Given instruction:
Collect all lines from the listing that include the string "Temperature".

[Source data]
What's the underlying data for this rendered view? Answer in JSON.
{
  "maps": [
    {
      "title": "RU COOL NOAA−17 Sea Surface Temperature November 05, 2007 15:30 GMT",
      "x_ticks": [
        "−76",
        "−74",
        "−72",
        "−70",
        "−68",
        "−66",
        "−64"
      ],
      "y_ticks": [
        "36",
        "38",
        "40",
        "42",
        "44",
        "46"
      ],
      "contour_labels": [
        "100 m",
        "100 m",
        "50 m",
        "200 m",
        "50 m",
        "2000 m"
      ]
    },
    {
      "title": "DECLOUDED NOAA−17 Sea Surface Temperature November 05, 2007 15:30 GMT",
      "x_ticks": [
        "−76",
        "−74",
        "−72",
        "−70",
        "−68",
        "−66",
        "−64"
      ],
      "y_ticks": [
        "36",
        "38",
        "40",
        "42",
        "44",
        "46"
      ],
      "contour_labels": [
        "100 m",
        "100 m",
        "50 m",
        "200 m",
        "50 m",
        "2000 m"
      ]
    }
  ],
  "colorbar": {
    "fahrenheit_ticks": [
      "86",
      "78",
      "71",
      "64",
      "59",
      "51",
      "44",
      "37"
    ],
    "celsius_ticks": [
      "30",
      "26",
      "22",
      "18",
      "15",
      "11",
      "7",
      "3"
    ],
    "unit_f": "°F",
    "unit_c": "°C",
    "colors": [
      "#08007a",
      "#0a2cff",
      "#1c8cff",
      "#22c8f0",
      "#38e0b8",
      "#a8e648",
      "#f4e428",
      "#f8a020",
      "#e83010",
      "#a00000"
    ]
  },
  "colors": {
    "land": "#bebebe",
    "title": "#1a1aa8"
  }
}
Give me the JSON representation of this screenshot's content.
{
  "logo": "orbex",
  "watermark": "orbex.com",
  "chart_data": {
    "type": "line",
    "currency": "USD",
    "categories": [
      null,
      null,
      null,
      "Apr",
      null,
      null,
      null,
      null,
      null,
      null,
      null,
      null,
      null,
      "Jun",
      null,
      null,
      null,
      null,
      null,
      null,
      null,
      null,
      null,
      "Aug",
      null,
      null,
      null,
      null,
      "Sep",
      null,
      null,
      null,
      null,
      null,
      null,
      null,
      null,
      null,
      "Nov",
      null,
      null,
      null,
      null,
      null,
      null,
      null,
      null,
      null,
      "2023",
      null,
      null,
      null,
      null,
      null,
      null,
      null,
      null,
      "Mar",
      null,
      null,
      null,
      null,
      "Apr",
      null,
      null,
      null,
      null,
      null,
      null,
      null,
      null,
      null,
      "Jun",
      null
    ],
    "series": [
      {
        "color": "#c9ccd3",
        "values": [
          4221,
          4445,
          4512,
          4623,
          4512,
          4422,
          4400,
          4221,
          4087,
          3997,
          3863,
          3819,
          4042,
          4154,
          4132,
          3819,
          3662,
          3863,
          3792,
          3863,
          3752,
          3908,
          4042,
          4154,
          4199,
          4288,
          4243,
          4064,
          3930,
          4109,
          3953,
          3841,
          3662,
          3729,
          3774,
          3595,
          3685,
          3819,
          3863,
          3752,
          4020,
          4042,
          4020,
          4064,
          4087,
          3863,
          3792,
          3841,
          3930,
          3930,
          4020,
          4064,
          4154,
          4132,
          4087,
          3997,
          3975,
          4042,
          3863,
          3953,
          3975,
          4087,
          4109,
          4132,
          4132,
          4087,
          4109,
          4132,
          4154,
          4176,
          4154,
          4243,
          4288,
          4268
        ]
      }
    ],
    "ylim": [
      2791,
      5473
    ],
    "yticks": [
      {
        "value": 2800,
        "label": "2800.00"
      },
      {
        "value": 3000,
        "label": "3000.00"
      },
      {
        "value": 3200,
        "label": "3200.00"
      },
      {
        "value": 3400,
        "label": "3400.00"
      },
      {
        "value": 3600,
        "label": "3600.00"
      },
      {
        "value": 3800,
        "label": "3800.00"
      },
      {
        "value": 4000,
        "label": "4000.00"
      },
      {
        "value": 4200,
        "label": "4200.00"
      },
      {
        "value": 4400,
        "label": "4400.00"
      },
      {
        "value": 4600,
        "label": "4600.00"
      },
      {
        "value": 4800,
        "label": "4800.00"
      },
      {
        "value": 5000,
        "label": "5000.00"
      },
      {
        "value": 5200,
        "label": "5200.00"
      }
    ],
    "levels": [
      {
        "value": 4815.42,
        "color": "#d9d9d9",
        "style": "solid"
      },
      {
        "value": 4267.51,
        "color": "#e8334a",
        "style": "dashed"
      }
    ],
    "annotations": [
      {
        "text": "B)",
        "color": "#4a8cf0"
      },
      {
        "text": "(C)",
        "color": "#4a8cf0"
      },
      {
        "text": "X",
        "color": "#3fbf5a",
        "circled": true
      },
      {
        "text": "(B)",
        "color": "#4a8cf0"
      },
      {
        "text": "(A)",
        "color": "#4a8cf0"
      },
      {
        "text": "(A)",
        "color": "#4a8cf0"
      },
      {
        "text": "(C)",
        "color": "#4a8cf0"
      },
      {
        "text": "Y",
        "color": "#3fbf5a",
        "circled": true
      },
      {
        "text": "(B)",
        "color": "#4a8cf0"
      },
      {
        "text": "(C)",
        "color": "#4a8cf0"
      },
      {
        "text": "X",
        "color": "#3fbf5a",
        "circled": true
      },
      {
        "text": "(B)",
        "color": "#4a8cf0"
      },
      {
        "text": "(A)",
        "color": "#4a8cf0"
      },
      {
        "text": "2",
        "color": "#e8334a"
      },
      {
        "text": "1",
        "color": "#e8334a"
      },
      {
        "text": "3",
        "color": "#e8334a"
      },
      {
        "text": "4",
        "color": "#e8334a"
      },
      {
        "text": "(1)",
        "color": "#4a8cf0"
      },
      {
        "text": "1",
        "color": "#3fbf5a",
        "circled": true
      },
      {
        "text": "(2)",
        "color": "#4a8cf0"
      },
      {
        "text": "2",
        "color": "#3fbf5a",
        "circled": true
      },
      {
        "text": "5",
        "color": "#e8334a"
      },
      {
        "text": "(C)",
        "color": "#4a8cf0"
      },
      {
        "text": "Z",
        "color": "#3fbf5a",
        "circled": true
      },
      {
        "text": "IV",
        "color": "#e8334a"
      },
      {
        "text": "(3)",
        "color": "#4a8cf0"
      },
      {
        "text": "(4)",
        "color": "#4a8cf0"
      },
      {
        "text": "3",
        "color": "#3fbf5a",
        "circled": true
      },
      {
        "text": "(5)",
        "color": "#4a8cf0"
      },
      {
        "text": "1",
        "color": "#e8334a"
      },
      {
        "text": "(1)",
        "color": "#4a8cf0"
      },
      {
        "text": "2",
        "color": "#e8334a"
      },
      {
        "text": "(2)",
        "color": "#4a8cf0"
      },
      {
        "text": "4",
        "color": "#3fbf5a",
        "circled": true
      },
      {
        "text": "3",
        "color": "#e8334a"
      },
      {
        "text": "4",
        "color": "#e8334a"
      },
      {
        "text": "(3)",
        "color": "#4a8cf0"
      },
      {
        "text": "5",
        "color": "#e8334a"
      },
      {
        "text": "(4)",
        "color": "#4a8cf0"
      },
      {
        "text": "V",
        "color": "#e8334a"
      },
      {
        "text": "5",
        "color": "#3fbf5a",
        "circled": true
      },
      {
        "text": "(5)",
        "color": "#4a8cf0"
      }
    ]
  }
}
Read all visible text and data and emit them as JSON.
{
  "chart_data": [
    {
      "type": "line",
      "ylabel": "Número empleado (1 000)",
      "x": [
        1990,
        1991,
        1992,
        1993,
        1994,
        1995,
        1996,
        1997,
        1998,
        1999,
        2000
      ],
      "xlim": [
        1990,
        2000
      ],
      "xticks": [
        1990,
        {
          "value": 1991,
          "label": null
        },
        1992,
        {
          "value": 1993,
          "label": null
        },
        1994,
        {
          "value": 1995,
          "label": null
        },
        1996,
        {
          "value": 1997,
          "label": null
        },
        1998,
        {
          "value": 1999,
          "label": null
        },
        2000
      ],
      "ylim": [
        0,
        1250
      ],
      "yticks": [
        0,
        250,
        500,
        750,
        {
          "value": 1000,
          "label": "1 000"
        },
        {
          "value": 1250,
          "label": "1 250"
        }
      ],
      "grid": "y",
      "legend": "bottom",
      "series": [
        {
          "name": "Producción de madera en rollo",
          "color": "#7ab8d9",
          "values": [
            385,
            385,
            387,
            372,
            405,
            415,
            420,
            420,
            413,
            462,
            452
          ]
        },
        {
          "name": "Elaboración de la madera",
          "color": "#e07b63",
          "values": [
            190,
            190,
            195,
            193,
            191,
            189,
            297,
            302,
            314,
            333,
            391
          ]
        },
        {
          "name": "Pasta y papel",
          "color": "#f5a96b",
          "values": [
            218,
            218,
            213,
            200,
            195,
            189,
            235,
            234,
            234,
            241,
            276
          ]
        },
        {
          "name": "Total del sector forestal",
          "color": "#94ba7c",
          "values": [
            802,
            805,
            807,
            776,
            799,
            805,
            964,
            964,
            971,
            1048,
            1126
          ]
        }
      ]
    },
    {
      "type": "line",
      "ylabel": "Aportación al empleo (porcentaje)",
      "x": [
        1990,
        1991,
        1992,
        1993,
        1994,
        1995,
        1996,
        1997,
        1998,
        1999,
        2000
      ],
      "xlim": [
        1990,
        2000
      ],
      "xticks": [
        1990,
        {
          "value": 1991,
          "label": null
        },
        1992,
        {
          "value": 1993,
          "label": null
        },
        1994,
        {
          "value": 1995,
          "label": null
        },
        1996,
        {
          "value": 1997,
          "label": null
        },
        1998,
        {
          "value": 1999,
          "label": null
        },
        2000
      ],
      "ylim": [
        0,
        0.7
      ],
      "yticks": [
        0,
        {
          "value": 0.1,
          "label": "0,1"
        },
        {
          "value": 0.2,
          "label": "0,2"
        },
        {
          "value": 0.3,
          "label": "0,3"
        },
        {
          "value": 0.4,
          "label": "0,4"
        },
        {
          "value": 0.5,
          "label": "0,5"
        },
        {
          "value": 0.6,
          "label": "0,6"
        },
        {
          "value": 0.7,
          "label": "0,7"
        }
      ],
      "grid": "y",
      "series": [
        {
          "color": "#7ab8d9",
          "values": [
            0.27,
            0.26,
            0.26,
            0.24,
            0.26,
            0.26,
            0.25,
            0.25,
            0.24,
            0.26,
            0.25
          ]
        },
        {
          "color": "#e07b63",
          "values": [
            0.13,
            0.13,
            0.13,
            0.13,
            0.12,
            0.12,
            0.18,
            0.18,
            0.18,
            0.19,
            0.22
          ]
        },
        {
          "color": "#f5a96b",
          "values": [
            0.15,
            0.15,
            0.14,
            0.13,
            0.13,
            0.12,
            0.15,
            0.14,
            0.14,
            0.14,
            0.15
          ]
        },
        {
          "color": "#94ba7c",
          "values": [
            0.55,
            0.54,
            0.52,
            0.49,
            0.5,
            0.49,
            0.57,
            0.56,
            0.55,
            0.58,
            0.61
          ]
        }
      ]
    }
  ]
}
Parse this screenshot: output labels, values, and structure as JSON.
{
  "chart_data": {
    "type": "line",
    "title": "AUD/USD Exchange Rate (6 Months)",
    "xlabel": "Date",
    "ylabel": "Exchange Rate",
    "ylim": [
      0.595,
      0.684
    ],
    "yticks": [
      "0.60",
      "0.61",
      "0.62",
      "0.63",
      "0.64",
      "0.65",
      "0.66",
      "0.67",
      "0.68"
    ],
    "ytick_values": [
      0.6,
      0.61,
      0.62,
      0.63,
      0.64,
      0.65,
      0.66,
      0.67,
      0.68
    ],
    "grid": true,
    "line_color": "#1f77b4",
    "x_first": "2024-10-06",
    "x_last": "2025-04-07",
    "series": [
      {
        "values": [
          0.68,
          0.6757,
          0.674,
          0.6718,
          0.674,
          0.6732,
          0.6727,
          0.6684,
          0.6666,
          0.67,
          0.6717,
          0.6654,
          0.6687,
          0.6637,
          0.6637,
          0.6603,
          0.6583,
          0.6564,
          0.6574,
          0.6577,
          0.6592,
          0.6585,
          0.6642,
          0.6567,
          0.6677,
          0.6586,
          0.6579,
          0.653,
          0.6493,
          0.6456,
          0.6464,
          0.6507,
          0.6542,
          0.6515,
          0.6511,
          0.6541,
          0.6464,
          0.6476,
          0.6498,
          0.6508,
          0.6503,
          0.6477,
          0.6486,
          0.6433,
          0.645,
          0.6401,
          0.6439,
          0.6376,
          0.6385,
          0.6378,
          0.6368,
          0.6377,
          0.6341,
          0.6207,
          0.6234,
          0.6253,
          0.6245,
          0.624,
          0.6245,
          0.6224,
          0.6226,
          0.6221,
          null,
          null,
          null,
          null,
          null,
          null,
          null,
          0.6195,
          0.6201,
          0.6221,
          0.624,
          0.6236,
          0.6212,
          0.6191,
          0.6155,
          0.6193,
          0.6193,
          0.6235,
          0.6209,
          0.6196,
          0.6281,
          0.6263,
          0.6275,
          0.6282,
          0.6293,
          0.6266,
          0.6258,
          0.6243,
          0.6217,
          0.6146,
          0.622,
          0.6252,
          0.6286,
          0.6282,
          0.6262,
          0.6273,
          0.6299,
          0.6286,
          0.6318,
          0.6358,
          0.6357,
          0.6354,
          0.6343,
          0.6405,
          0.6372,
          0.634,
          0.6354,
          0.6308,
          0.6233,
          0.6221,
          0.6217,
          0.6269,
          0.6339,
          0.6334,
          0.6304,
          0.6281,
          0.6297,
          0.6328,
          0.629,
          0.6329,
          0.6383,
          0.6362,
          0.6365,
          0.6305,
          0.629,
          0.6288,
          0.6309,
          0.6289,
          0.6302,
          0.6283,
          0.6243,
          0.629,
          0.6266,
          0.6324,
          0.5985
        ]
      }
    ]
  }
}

Written response:
      "title": "RU COOL NOAA−17 Sea Surface Temperature November 05, 2007 15:30 GMT",
      "title": "DECLOUDED NOAA−17 Sea Surface Temperature November 05, 2007 15:30 GMT",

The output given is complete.